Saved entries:
--------
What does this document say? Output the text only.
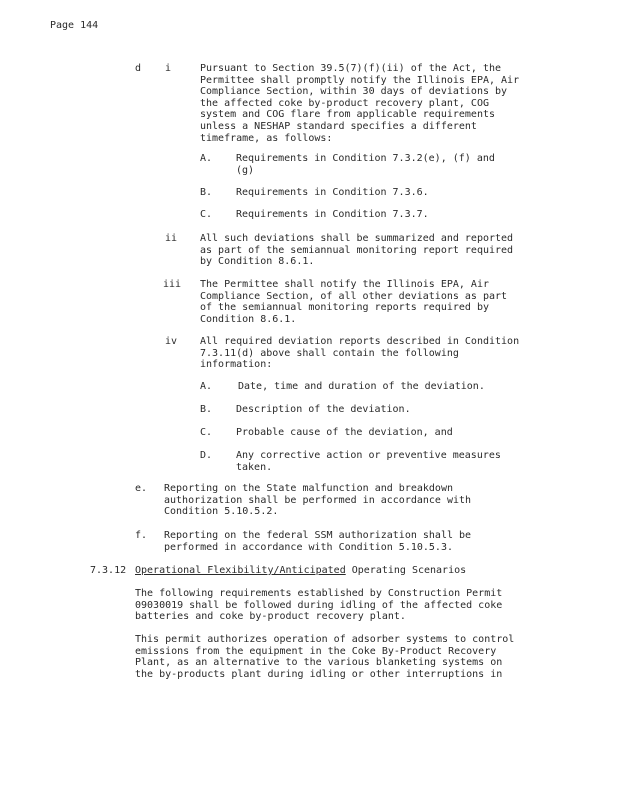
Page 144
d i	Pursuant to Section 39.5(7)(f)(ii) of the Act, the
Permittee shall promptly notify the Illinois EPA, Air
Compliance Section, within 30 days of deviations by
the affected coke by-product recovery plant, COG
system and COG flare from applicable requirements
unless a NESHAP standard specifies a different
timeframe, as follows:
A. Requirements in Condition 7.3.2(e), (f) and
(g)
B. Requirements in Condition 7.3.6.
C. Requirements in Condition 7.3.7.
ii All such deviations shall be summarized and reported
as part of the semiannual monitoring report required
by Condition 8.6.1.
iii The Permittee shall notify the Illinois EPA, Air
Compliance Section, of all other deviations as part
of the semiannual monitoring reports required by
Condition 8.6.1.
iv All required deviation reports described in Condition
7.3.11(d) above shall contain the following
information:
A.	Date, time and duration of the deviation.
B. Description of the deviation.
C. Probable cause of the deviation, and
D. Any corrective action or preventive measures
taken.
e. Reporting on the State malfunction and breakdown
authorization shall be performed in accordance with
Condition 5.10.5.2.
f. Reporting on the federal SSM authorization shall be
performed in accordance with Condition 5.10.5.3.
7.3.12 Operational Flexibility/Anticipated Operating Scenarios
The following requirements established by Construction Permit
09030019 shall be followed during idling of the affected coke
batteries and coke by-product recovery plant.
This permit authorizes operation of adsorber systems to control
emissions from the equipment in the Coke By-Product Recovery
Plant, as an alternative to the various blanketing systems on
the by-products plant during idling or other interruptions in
--------
> [Aim]: All of the entries need to be transcribed word for word; pictures are left out.

> [Correct answer]:
What does this document say? Output the text only.
Page 144
d i	Pursuant to Section 39.5(7)(f)(ii) of the Act, the
Permittee shall promptly notify the Illinois EPA, Air
Compliance Section, within 30 days of deviations by
the affected coke by-product recovery plant, COG
system and COG flare from applicable requirements
unless a NESHAP standard specifies a different
timeframe, as follows:
A. Requirements in Condition 7.3.2(e), (f) and
(g)
B. Requirements in Condition 7.3.6.
C. Requirements in Condition 7.3.7.
ii All such deviations shall be summarized and reported
as part of the semiannual monitoring report required
by Condition 8.6.1.
iii The Permittee shall notify the Illinois EPA, Air
Compliance Section, of all other deviations as part
of the semiannual monitoring reports required by
Condition 8.6.1.
iv All required deviation reports described in Condition
7.3.11(d) above shall contain the following
information:
A.	Date, time and duration of the deviation.
B. Description of the deviation.
C. Probable cause of the deviation, and
D. Any corrective action or preventive measures
taken.
e. Reporting on the State malfunction and breakdown
authorization shall be performed in accordance with
Condition 5.10.5.2.
f. Reporting on the federal SSM authorization shall be
performed in accordance with Condition 5.10.5.3.
7.3.12 Operational Flexibility/Anticipated Operating Scenarios
The following requirements established by Construction Permit
09030019 shall be followed during idling of the affected coke
batteries and coke by-product recovery plant.
This permit authorizes operation of adsorber systems to control
emissions from the equipment in the Coke By-Product Recovery
Plant, as an alternative to the various blanketing systems on
the by-products plant during idling or other interruptions in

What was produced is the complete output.